Stored entries
------------------------------------------------
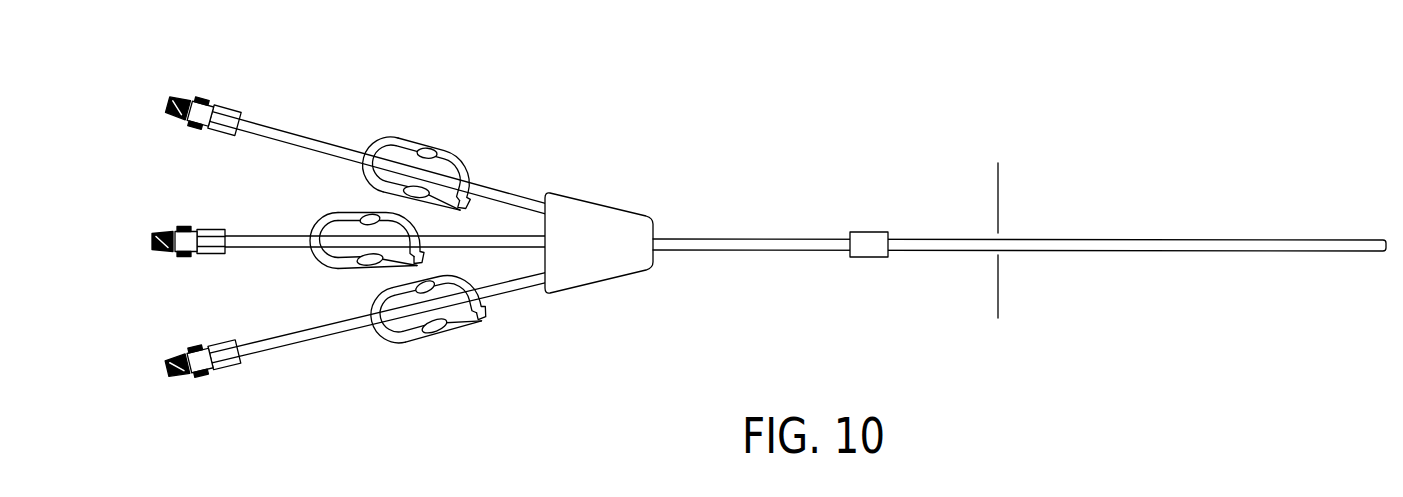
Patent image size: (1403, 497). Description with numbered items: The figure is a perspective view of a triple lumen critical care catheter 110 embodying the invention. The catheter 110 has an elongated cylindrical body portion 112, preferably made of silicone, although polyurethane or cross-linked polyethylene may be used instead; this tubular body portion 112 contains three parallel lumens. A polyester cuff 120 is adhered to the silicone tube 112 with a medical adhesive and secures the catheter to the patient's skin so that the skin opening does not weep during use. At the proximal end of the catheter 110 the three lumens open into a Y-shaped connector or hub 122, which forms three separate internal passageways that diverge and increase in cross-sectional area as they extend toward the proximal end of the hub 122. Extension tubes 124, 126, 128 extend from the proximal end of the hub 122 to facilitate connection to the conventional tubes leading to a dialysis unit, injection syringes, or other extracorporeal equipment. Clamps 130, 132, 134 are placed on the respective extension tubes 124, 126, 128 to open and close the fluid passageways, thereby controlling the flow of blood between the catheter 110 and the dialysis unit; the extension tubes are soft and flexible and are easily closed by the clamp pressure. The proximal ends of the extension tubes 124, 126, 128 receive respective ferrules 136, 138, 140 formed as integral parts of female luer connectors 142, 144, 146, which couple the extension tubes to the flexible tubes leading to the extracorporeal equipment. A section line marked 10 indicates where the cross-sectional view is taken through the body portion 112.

The triple lumen critical care catheter 110 is at (885, 338).
The cylindrical body portion 112 is at (1206, 230).
The polyester cuff 120 is at (868, 220).
The hub 122 is at (609, 190).
The extension tube 124 is at (290, 133).
The extension tube 126 is at (283, 249).
The extension tube 128 is at (280, 352).
The clamp 130 is at (381, 137).
The clamp 132 is at (323, 213).
The clamp 134 is at (372, 350).
The ferrule 136 is at (227, 110).
The ferrule 138 is at (211, 229).
The ferrule 140 is at (222, 348).
The female luer connector 142 is at (201, 100).
The female luer connector 144 is at (178, 226).
The female luer connector 146 is at (205, 380).
The section line 10- 10 is at (1006, 173).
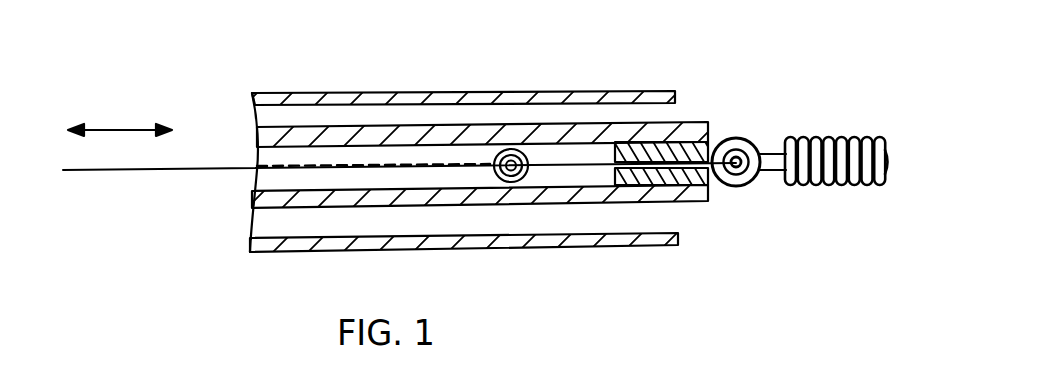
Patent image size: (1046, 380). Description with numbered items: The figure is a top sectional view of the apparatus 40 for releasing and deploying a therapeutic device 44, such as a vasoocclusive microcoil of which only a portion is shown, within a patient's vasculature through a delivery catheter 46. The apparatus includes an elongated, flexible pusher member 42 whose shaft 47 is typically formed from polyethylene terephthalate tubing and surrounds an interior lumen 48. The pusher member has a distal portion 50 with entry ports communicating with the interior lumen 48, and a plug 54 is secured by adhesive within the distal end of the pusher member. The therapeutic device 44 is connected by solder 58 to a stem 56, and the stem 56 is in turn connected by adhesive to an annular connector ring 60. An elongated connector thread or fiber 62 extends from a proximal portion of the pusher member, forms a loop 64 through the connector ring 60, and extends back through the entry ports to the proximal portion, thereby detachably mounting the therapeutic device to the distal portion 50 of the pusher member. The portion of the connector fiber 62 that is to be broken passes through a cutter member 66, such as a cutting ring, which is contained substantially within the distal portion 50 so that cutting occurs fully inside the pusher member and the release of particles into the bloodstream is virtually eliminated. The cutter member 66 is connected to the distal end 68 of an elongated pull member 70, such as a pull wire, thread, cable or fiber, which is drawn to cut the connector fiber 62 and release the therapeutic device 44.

The apparatus 40 is at (738, 95).
The pusher member 42 is at (630, 123).
The therapeutic device 44 is at (823, 210).
The delivery catheter 46 is at (513, 247).
The shaft 47 is at (268, 221).
The interior lumen 48 is at (595, 143).
The distal portion 50 is at (553, 205).
The plug 54 is at (683, 200).
The stem 56 is at (766, 175).
The solder 58 is at (800, 137).
The annular connector ring 60 is at (752, 137).
The connector thread or fiber 62 is at (350, 163).
The loop 64 is at (722, 175).
The cutter member 66 is at (498, 181).
The distal end 68 is at (481, 163).
The pull member 70 is at (228, 170).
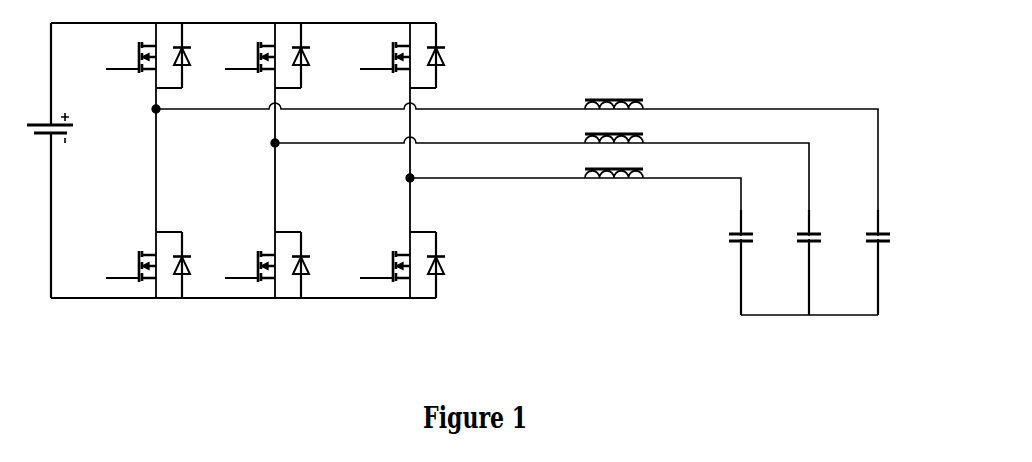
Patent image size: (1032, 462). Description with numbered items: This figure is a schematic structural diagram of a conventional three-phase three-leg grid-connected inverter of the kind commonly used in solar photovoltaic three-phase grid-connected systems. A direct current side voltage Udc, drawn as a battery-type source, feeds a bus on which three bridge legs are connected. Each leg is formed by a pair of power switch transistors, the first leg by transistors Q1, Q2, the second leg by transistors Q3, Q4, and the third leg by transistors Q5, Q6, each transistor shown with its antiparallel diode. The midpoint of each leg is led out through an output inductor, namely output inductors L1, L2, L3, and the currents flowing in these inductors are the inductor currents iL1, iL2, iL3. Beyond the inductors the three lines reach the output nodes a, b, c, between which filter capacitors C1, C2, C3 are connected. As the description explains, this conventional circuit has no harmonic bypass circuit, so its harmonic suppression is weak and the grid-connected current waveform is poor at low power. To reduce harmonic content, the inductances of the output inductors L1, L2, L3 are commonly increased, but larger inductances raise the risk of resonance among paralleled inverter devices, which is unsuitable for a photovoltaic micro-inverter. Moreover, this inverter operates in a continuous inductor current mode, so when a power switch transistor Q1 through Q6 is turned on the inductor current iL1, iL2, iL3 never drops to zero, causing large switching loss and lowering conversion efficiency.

The power switch transistor Q1 is at (141, 55).
The power switch transistor Q2 is at (141, 265).
The power switch transistor Q3 is at (261, 55).
The power switch transistor Q4 is at (262, 265).
The power switch transistor Q5 is at (397, 55).
The power switch transistor Q6 is at (397, 265).
The voltage at direct current side Udc is at (72, 135).
The output inductor L1 is at (614, 90).
The output inductor L2 is at (614, 127).
The output inductor L3 is at (614, 161).
The inductor current iL1 is at (691, 92).
The inductor current iL2 is at (691, 123).
The inductor current iL3 is at (691, 158).
The phase-a filter capacitor C1 is at (894, 262).
The phase-b filter capacitor C2 is at (824, 262).
The phase-c filter capacitor C3 is at (757, 262).
The output terminal a is at (894, 107).
The output terminal b is at (827, 143).
The output terminal c is at (754, 171).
------------------------------------------------
■ GIVEN TASK: Print all of the rows above word for word, leaving the pictures out.

■ FINISHED TASK:
Patent image size: (1403, 497). Description with numbered items: The figure is a perspective view of a triple lumen critical care catheter 110 embodying the invention. The catheter 110 has an elongated cylindrical body portion 112, preferably made of silicone, although polyurethane or cross-linked polyethylene may be used instead; this tubular body portion 112 contains three parallel lumens. A polyester cuff 120 is adhered to the silicone tube 112 with a medical adhesive and secures the catheter to the patient's skin so that the skin opening does not weep during use. At the proximal end of the catheter 110 the three lumens open into a Y-shaped connector or hub 122, which forms three separate internal passageways that diverge and increase in cross-sectional area as they extend toward the proximal end of the hub 122. Extension tubes 124, 126, 128 extend from the proximal end of the hub 122 to facilitate connection to the conventional tubes leading to a dialysis unit, injection syringes, or other extracorporeal equipment. Clamps 130, 132, 134 are placed on the respective extension tubes 124, 126, 128 to open and close the fluid passageways, thereby controlling the flow of blood between the catheter 110 and the dialysis unit; the extension tubes are soft and flexible and are easily closed by the clamp pressure. The proximal ends of the extension tubes 124, 126, 128 receive respective ferrules 136, 138, 140 formed as integral parts of female luer connectors 142, 144, 146, which couple the extension tubes to the flexible tubes leading to the extracorporeal equipment. A section line marked 10 indicates where the cross-sectional view is taken through the body portion 112.

The triple lumen critical care catheter 110 is at (885, 338).
The cylindrical body portion 112 is at (1206, 230).
The polyester cuff 120 is at (868, 220).
The hub 122 is at (609, 190).
The extension tube 124 is at (290, 133).
The extension tube 126 is at (283, 249).
The extension tube 128 is at (280, 352).
The clamp 130 is at (381, 137).
The clamp 132 is at (323, 213).
The clamp 134 is at (372, 350).
The ferrule 136 is at (227, 110).
The ferrule 138 is at (211, 229).
The ferrule 140 is at (222, 348).
The female luer connector 142 is at (201, 100).
The female luer connector 144 is at (178, 226).
The female luer connector 146 is at (205, 380).
The section line 10- 10 is at (1006, 173).
Patent image size: (1046, 380). Description with numbered items: The figure is a top sectional view of the apparatus 40 for releasing and deploying a therapeutic device 44, such as a vasoocclusive microcoil of which only a portion is shown, within a patient's vasculature through a delivery catheter 46. The apparatus includes an elongated, flexible pusher member 42 whose shaft 47 is typically formed from polyethylene terephthalate tubing and surrounds an interior lumen 48. The pusher member has a distal portion 50 with entry ports communicating with the interior lumen 48, and a plug 54 is secured by adhesive within the distal end of the pusher member. The therapeutic device 44 is connected by solder 58 to a stem 56, and the stem 56 is in turn connected by adhesive to an annular connector ring 60. An elongated connector thread or fiber 62 extends from a proximal portion of the pusher member, forms a loop 64 through the connector ring 60, and extends back through the entry ports to the proximal portion, thereby detachably mounting the therapeutic device to the distal portion 50 of the pusher member. The portion of the connector fiber 62 that is to be broken passes through a cutter member 66, such as a cutting ring, which is contained substantially within the distal portion 50 so that cutting occurs fully inside the pusher member and the release of particles into the bloodstream is virtually eliminated. The cutter member 66 is connected to the distal end 68 of an elongated pull member 70, such as a pull wire, thread, cable or fiber, which is drawn to cut the connector fiber 62 and release the therapeutic device 44.

The apparatus 40 is at (738, 95).
The pusher member 42 is at (630, 123).
The therapeutic device 44 is at (823, 210).
The delivery catheter 46 is at (513, 247).
The shaft 47 is at (268, 221).
The interior lumen 48 is at (595, 143).
The distal portion 50 is at (553, 205).
The plug 54 is at (683, 200).
The stem 56 is at (766, 175).
The solder 58 is at (800, 137).
The annular connector ring 60 is at (752, 137).
The connector thread or fiber 62 is at (350, 163).
The loop 64 is at (722, 175).
The cutter member 66 is at (498, 181).
The distal end 68 is at (481, 163).
The pull member 70 is at (228, 170).
Patent image size: (1032, 462). Description with numbered items: This figure is a schematic structural diagram of a conventional three-phase three-leg grid-connected inverter of the kind commonly used in solar photovoltaic three-phase grid-connected systems. A direct current side voltage Udc, drawn as a battery-type source, feeds a bus on which three bridge legs are connected. Each leg is formed by a pair of power switch transistors, the first leg by transistors Q1, Q2, the second leg by transistors Q3, Q4, and the third leg by transistors Q5, Q6, each transistor shown with its antiparallel diode. The midpoint of each leg is led out through an output inductor, namely output inductors L1, L2, L3, and the currents flowing in these inductors are the inductor currents iL1, iL2, iL3. Beyond the inductors the three lines reach the output nodes a, b, c, between which filter capacitors C1, C2, C3 are connected. As the description explains, this conventional circuit has no harmonic bypass circuit, so its harmonic suppression is weak and the grid-connected current waveform is poor at low power. To reduce harmonic content, the inductances of the output inductors L1, L2, L3 are commonly increased, but larger inductances raise the risk of resonance among paralleled inverter devices, which is unsuitable for a photovoltaic micro-inverter. Moreover, this inverter operates in a continuous inductor current mode, so when a power switch transistor Q1 through Q6 is turned on the inductor current iL1, iL2, iL3 never drops to zero, causing large switching loss and lowering conversion efficiency.

The power switch transistor Q1 is at (141, 55).
The power switch transistor Q2 is at (141, 265).
The power switch transistor Q3 is at (261, 55).
The power switch transistor Q4 is at (262, 265).
The power switch transistor Q5 is at (397, 55).
The power switch transistor Q6 is at (397, 265).
The voltage at direct current side Udc is at (72, 135).
The output inductor L1 is at (614, 90).
The output inductor L2 is at (614, 127).
The output inductor L3 is at (614, 161).
The inductor current iL1 is at (691, 92).
The inductor current iL2 is at (691, 123).
The inductor current iL3 is at (691, 158).
The phase-a filter capacitor C1 is at (894, 262).
The phase-b filter capacitor C2 is at (824, 262).
The phase-c filter capacitor C3 is at (757, 262).
The output terminal a is at (894, 107).
The output terminal b is at (827, 143).
The output terminal c is at (754, 171).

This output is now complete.